§ Supplied data:
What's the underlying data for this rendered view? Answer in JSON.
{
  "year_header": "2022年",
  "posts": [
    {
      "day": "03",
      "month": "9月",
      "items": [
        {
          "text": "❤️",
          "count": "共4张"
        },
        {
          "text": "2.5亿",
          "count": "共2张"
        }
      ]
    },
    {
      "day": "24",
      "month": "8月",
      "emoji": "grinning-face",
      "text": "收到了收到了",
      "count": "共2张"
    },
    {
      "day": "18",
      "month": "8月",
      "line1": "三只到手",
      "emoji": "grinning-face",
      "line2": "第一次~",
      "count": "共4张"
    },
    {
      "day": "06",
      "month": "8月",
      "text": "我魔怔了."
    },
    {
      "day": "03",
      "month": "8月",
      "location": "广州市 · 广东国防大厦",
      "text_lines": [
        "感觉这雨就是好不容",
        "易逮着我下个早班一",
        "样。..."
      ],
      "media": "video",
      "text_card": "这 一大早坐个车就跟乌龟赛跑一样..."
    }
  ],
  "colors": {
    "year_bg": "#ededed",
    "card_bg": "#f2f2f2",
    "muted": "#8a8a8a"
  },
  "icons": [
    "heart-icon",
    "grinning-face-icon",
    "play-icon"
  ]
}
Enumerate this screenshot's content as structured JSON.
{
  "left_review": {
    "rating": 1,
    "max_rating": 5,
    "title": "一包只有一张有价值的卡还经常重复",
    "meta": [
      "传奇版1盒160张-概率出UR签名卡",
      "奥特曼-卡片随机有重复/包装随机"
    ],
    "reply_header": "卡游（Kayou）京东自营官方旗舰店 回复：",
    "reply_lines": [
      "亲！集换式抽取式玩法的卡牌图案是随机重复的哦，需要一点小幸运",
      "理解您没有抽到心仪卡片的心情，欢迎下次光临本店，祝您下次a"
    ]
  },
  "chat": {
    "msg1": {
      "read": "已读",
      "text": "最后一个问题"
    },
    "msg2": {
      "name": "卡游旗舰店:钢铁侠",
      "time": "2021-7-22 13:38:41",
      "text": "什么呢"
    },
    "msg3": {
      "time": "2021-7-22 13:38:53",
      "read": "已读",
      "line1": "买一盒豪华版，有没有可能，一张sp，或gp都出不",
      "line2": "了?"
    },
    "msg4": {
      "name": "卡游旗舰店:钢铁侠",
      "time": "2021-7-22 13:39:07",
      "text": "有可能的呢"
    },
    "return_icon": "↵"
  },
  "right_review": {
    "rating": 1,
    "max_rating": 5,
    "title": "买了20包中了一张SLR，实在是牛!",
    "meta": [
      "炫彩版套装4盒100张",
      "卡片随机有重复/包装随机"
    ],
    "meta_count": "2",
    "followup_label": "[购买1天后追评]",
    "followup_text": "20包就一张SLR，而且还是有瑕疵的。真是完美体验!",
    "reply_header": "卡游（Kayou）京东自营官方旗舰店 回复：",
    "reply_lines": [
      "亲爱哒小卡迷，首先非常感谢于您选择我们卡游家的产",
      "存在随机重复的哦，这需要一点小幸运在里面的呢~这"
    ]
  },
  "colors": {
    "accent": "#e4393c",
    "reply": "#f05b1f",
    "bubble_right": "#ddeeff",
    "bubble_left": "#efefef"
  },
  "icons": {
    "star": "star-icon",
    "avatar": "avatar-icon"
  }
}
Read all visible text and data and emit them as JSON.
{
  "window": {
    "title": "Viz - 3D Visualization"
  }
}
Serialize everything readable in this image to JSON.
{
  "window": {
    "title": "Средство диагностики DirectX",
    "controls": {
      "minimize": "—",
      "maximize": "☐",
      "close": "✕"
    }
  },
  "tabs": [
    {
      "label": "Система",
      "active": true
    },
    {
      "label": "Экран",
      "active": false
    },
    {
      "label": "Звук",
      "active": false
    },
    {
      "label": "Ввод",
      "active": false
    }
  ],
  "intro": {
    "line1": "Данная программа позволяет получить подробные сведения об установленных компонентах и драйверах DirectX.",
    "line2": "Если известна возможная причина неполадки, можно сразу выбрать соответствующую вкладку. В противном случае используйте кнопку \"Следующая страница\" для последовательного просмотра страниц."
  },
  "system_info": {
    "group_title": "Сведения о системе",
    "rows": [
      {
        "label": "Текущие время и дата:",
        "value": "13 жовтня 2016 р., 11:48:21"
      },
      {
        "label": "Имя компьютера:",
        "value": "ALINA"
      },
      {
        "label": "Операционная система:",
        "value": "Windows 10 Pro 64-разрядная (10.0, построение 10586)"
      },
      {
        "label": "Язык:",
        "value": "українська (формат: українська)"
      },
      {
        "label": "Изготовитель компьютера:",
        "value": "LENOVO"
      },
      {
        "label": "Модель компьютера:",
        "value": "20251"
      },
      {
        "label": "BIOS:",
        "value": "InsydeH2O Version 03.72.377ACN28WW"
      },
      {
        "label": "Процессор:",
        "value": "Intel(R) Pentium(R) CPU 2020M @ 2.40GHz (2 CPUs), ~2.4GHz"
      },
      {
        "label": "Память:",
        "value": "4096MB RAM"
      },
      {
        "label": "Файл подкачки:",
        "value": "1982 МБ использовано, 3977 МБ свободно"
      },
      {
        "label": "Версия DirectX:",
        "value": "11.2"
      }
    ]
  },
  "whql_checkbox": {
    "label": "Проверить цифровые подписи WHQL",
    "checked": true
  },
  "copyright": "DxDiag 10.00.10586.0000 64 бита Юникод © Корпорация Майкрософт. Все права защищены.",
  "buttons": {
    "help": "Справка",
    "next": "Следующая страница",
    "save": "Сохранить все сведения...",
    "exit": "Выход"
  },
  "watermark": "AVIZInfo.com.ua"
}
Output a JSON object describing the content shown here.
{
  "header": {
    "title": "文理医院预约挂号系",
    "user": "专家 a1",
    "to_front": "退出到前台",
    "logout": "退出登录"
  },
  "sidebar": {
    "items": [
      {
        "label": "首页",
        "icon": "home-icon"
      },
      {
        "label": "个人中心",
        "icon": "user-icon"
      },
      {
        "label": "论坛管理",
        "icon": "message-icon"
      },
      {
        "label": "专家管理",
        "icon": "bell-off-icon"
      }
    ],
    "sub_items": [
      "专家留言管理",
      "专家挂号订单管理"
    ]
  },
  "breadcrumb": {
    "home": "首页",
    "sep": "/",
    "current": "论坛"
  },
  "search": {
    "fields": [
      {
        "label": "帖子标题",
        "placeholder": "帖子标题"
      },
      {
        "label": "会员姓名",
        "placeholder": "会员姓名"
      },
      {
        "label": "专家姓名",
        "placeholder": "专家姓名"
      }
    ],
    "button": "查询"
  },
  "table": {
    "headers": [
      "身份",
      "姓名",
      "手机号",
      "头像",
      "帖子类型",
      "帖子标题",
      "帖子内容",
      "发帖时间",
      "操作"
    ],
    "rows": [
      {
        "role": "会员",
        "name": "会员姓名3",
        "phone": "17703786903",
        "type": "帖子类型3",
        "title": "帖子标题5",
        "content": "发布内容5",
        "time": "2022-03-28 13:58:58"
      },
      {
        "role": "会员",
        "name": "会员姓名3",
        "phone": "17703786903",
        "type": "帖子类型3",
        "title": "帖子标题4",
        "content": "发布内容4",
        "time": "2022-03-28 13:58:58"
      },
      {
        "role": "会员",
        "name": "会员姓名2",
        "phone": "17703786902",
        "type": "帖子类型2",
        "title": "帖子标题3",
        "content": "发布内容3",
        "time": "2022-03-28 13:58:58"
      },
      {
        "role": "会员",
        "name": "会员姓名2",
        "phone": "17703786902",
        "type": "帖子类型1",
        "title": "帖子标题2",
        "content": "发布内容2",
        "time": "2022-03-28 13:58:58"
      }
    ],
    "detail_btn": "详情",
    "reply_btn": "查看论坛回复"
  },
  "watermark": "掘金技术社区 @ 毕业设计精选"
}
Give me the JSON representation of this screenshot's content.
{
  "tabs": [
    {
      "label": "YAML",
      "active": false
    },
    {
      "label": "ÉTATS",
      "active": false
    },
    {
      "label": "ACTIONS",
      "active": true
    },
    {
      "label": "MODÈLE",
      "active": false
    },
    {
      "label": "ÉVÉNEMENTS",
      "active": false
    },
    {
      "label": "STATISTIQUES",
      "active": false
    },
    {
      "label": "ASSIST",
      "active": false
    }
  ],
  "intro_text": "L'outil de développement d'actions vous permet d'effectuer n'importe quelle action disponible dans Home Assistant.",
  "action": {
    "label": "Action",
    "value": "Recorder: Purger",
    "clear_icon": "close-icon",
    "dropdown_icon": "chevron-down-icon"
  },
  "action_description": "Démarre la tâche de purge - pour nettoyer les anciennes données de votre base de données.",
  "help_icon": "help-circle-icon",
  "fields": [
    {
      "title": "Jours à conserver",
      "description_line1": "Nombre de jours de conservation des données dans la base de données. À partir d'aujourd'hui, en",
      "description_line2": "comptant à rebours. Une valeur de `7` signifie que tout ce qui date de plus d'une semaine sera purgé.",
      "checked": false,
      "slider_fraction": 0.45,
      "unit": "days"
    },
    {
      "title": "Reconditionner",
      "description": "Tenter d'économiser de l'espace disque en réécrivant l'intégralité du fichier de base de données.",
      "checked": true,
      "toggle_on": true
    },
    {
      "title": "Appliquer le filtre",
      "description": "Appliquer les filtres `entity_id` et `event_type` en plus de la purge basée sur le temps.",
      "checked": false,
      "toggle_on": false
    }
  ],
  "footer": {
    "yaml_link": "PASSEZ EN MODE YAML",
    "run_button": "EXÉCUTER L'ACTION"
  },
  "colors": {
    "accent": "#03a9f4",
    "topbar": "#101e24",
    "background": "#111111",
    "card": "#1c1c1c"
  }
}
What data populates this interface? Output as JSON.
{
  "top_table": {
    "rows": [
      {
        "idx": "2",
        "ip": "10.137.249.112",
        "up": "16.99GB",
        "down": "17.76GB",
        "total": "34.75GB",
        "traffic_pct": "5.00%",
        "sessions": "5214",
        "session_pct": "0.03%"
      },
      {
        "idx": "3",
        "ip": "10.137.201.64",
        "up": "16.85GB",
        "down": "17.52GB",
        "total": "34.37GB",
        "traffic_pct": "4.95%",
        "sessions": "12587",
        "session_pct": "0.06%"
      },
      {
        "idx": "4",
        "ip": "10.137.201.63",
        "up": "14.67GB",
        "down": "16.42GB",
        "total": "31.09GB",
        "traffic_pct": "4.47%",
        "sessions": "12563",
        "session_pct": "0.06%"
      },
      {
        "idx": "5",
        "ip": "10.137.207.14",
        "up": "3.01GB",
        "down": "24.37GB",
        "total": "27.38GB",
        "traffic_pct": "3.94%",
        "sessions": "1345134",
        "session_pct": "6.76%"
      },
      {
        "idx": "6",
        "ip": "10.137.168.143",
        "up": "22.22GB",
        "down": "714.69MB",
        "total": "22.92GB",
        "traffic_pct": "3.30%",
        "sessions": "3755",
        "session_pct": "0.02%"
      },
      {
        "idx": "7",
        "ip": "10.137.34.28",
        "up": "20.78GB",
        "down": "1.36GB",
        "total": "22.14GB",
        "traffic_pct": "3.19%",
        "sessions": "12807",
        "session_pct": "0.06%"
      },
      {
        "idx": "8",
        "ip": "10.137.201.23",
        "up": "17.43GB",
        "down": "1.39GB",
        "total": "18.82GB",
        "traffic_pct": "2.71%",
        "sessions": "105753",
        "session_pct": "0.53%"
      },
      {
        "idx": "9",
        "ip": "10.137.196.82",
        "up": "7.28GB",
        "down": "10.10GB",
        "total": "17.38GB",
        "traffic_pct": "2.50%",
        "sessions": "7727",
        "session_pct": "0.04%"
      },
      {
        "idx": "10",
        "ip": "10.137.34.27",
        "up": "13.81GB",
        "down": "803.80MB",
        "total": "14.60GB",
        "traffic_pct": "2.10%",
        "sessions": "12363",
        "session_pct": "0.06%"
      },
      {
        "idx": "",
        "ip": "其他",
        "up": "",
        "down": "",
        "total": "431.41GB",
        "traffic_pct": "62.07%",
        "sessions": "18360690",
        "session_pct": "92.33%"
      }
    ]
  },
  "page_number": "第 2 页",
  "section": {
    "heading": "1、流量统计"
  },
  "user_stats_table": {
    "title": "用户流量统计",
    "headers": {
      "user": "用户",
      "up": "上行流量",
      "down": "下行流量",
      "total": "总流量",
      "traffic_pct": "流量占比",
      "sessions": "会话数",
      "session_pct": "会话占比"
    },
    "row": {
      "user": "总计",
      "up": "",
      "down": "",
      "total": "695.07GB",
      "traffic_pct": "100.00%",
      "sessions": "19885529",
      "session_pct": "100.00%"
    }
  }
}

§ Task to carry out: Report how many lines of the listing hold the string "help", giving only the number.

§ Exercise solution: 2